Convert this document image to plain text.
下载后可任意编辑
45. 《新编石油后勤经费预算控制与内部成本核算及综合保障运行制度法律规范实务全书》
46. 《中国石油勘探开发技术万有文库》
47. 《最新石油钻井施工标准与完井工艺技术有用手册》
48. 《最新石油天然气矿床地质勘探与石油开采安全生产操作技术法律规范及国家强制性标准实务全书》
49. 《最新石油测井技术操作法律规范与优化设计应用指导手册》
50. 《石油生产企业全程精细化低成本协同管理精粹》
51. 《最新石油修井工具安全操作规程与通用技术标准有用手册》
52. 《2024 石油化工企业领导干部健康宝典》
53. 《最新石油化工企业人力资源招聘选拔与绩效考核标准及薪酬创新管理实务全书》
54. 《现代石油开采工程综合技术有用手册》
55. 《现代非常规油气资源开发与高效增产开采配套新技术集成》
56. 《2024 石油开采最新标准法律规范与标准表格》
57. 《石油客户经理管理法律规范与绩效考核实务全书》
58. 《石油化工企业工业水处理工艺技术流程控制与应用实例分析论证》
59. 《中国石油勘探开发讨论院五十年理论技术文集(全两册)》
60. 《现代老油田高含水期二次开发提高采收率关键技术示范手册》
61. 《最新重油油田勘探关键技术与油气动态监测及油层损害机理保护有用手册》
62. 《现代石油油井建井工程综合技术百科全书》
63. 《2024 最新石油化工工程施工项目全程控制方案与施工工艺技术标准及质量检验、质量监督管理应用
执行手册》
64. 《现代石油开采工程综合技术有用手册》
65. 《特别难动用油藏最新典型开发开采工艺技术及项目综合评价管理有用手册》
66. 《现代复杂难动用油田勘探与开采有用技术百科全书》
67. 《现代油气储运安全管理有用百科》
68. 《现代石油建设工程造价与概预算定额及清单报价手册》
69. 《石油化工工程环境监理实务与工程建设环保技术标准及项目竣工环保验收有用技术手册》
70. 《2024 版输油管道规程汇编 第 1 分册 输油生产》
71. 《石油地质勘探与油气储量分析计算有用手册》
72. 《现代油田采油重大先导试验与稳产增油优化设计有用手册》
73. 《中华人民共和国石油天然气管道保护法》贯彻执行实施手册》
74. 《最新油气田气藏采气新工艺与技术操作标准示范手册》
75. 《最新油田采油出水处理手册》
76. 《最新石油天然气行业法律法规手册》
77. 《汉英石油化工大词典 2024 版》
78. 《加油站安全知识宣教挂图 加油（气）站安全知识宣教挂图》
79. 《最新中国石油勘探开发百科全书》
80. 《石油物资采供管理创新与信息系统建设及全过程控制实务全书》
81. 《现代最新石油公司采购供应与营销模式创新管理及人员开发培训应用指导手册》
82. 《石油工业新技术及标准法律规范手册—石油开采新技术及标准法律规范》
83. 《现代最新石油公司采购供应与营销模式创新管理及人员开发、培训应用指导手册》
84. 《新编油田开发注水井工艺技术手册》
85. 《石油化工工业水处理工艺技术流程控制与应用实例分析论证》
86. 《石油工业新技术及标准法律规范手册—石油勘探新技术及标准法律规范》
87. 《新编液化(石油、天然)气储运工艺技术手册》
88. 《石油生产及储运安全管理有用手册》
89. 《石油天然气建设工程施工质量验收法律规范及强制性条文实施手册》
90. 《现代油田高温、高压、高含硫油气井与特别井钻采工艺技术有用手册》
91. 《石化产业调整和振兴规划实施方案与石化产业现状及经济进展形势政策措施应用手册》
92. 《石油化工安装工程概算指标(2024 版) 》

---------------

TASK DESCRIPTION:
Go through the records line by line and count those containing the string "现代石油开采工程综合技术有用手册". Give only the total.

FULL ANSWER:
2